THE PROBLEM> Output the full material exactly as it appears here.

[Extracted data entries]
________

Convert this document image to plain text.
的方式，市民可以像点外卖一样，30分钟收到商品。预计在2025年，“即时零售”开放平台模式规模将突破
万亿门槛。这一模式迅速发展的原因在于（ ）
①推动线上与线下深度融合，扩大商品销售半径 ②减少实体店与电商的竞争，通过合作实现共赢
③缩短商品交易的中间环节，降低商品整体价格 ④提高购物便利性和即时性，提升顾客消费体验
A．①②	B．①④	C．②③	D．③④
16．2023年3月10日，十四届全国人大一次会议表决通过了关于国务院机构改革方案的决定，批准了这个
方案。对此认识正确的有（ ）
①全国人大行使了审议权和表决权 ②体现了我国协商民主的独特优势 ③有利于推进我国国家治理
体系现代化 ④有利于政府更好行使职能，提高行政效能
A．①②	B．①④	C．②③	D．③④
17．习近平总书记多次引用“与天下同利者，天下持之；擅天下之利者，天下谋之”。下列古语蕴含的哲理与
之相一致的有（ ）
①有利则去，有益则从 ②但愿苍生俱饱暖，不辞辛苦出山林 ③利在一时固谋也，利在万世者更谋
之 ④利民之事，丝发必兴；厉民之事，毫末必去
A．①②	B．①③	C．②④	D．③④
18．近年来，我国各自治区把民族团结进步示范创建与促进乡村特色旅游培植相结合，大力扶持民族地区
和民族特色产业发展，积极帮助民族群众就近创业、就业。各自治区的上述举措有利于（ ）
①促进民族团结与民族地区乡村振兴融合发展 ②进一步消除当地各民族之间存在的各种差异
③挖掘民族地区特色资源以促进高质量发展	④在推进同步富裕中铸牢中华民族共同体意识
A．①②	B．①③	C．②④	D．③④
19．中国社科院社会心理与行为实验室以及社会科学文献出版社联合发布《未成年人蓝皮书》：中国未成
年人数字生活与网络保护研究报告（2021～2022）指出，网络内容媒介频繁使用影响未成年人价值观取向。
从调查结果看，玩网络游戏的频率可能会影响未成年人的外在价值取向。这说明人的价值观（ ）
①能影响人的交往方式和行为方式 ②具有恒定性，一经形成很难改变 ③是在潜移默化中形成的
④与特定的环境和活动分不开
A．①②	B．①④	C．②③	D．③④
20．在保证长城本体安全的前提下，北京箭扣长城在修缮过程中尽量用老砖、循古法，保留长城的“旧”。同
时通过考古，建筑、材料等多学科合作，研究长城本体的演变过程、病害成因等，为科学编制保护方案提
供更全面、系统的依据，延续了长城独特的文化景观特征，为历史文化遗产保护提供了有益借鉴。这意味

________

FULL SOLUTION>
Convert this document image to plain text.
的方式，市民可以像点外卖一样，30分钟收到商品。预计在2025年，“即时零售”开放平台模式规模将突破
万亿门槛。这一模式迅速发展的原因在于（ ）
①推动线上与线下深度融合，扩大商品销售半径 ②减少实体店与电商的竞争，通过合作实现共赢
③缩短商品交易的中间环节，降低商品整体价格 ④提高购物便利性和即时性，提升顾客消费体验
A．①②	B．①④	C．②③	D．③④
16．2023年3月10日，十四届全国人大一次会议表决通过了关于国务院机构改革方案的决定，批准了这个
方案。对此认识正确的有（ ）
①全国人大行使了审议权和表决权 ②体现了我国协商民主的独特优势 ③有利于推进我国国家治理
体系现代化 ④有利于政府更好行使职能，提高行政效能
A．①②	B．①④	C．②③	D．③④
17．习近平总书记多次引用“与天下同利者，天下持之；擅天下之利者，天下谋之”。下列古语蕴含的哲理与
之相一致的有（ ）
①有利则去，有益则从 ②但愿苍生俱饱暖，不辞辛苦出山林 ③利在一时固谋也，利在万世者更谋
之 ④利民之事，丝发必兴；厉民之事，毫末必去
A．①②	B．①③	C．②④	D．③④
18．近年来，我国各自治区把民族团结进步示范创建与促进乡村特色旅游培植相结合，大力扶持民族地区
和民族特色产业发展，积极帮助民族群众就近创业、就业。各自治区的上述举措有利于（ ）
①促进民族团结与民族地区乡村振兴融合发展 ②进一步消除当地各民族之间存在的各种差异
③挖掘民族地区特色资源以促进高质量发展	④在推进同步富裕中铸牢中华民族共同体意识
A．①②	B．①③	C．②④	D．③④
19．中国社科院社会心理与行为实验室以及社会科学文献出版社联合发布《未成年人蓝皮书》：中国未成
年人数字生活与网络保护研究报告（2021～2022）指出，网络内容媒介频繁使用影响未成年人价值观取向。
从调查结果看，玩网络游戏的频率可能会影响未成年人的外在价值取向。这说明人的价值观（ ）
①能影响人的交往方式和行为方式 ②具有恒定性，一经形成很难改变 ③是在潜移默化中形成的
④与特定的环境和活动分不开
A．①②	B．①④	C．②③	D．③④
20．在保证长城本体安全的前提下，北京箭扣长城在修缮过程中尽量用老砖、循古法，保留长城的“旧”。同
时通过考古，建筑、材料等多学科合作，研究长城本体的演变过程、病害成因等，为科学编制保护方案提
供更全面、系统的依据，延续了长城独特的文化景观特征，为历史文化遗产保护提供了有益借鉴。这意味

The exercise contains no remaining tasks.